* DATA FOR PROCESSING *

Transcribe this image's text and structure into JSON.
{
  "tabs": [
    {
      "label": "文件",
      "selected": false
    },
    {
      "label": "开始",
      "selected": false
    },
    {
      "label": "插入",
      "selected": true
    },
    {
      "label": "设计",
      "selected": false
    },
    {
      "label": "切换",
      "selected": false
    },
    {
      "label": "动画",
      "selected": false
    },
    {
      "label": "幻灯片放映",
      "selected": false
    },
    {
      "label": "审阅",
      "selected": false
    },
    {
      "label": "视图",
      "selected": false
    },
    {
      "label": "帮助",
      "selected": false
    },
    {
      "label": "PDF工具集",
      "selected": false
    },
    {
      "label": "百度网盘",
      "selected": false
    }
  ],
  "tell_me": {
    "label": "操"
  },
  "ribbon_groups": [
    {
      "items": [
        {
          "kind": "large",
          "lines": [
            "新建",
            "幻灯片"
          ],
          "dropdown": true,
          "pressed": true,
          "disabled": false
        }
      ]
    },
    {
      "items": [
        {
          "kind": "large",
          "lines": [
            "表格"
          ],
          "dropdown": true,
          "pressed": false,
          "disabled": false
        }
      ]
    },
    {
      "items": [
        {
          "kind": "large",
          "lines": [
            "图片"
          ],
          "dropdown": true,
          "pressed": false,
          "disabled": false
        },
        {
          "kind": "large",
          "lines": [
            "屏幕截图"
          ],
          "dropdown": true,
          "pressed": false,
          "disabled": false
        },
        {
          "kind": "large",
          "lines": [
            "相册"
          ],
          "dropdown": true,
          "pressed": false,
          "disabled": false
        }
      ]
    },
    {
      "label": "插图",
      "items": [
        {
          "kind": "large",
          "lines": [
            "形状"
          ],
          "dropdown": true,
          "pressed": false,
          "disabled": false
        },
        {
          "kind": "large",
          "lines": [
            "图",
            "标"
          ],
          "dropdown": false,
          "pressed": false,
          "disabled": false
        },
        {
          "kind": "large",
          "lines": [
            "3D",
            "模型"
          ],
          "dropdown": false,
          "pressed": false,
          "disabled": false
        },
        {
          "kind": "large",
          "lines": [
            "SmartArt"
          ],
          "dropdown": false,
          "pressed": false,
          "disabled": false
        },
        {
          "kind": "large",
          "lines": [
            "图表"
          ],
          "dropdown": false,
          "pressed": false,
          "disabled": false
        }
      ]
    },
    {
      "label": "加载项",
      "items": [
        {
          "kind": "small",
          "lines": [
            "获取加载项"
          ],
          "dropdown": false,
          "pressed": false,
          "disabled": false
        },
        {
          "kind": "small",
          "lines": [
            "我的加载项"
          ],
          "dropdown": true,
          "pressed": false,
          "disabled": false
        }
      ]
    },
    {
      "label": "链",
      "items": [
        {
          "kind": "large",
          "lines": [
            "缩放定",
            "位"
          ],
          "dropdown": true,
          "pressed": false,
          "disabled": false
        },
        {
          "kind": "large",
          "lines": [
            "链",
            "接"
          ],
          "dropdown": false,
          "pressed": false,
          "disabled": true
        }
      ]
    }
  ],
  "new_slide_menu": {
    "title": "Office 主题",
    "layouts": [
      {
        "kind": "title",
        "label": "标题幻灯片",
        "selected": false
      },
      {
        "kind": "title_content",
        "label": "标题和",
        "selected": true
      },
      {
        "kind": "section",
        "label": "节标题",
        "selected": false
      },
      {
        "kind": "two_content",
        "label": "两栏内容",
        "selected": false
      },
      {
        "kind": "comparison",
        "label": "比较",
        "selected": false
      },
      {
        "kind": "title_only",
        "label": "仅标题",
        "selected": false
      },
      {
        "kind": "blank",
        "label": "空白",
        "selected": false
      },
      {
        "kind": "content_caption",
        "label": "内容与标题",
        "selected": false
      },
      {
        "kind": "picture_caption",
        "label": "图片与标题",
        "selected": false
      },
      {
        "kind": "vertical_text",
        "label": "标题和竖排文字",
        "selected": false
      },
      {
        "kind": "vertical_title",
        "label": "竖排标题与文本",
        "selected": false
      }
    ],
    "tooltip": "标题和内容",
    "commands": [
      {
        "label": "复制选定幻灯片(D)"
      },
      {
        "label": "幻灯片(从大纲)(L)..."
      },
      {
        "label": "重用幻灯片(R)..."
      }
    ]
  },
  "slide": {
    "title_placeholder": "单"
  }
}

* EXERCISE BRIEF *
Copy out the whole listing exactly as written.

* TASK RESPONSE *
Transcribe this image's text and structure into JSON.
{
  "tabs": [
    {
      "label": "文件",
      "selected": false
    },
    {
      "label": "开始",
      "selected": false
    },
    {
      "label": "插入",
      "selected": true
    },
    {
      "label": "设计",
      "selected": false
    },
    {
      "label": "切换",
      "selected": false
    },
    {
      "label": "动画",
      "selected": false
    },
    {
      "label": "幻灯片放映",
      "selected": false
    },
    {
      "label": "审阅",
      "selected": false
    },
    {
      "label": "视图",
      "selected": false
    },
    {
      "label": "帮助",
      "selected": false
    },
    {
      "label": "PDF工具集",
      "selected": false
    },
    {
      "label": "百度网盘",
      "selected": false
    }
  ],
  "tell_me": {
    "label": "操"
  },
  "ribbon_groups": [
    {
      "items": [
        {
          "kind": "large",
          "lines": [
            "新建",
            "幻灯片"
          ],
          "dropdown": true,
          "pressed": true,
          "disabled": false
        }
      ]
    },
    {
      "items": [
        {
          "kind": "large",
          "lines": [
            "表格"
          ],
          "dropdown": true,
          "pressed": false,
          "disabled": false
        }
      ]
    },
    {
      "items": [
        {
          "kind": "large",
          "lines": [
            "图片"
          ],
          "dropdown": true,
          "pressed": false,
          "disabled": false
        },
        {
          "kind": "large",
          "lines": [
            "屏幕截图"
          ],
          "dropdown": true,
          "pressed": false,
          "disabled": false
        },
        {
          "kind": "large",
          "lines": [
            "相册"
          ],
          "dropdown": true,
          "pressed": false,
          "disabled": false
        }
      ]
    },
    {
      "label": "插图",
      "items": [
        {
          "kind": "large",
          "lines": [
            "形状"
          ],
          "dropdown": true,
          "pressed": false,
          "disabled": false
        },
        {
          "kind": "large",
          "lines": [
            "图",
            "标"
          ],
          "dropdown": false,
          "pressed": false,
          "disabled": false
        },
        {
          "kind": "large",
          "lines": [
            "3D",
            "模型"
          ],
          "dropdown": false,
          "pressed": false,
          "disabled": false
        },
        {
          "kind": "large",
          "lines": [
            "SmartArt"
          ],
          "dropdown": false,
          "pressed": false,
          "disabled": false
        },
        {
          "kind": "large",
          "lines": [
            "图表"
          ],
          "dropdown": false,
          "pressed": false,
          "disabled": false
        }
      ]
    },
    {
      "label": "加载项",
      "items": [
        {
          "kind": "small",
          "lines": [
            "获取加载项"
          ],
          "dropdown": false,
          "pressed": false,
          "disabled": false
        },
        {
          "kind": "small",
          "lines": [
            "我的加载项"
          ],
          "dropdown": true,
          "pressed": false,
          "disabled": false
        }
      ]
    },
    {
      "label": "链",
      "items": [
        {
          "kind": "large",
          "lines": [
            "缩放定",
            "位"
          ],
          "dropdown": true,
          "pressed": false,
          "disabled": false
        },
        {
          "kind": "large",
          "lines": [
            "链",
            "接"
          ],
          "dropdown": false,
          "pressed": false,
          "disabled": true
        }
      ]
    }
  ],
  "new_slide_menu": {
    "title": "Office 主题",
    "layouts": [
      {
        "kind": "title",
        "label": "标题幻灯片",
        "selected": false
      },
      {
        "kind": "title_content",
        "label": "标题和",
        "selected": true
      },
      {
        "kind": "section",
        "label": "节标题",
        "selected": false
      },
      {
        "kind": "two_content",
        "label": "两栏内容",
        "selected": false
      },
      {
        "kind": "comparison",
        "label": "比较",
        "selected": false
      },
      {
        "kind": "title_only",
        "label": "仅标题",
        "selected": false
      },
      {
        "kind": "blank",
        "label": "空白",
        "selected": false
      },
      {
        "kind": "content_caption",
        "label": "内容与标题",
        "selected": false
      },
      {
        "kind": "picture_caption",
        "label": "图片与标题",
        "selected": false
      },
      {
        "kind": "vertical_text",
        "label": "标题和竖排文字",
        "selected": false
      },
      {
        "kind": "vertical_title",
        "label": "竖排标题与文本",
        "selected": false
      }
    ],
    "tooltip": "标题和内容",
    "commands": [
      {
        "label": "复制选定幻灯片(D)"
      },
      {
        "label": "幻灯片(从大纲)(L)..."
      },
      {
        "label": "重用幻灯片(R)..."
      }
    ]
  },
  "slide": {
    "title_placeholder": "单"
  }
}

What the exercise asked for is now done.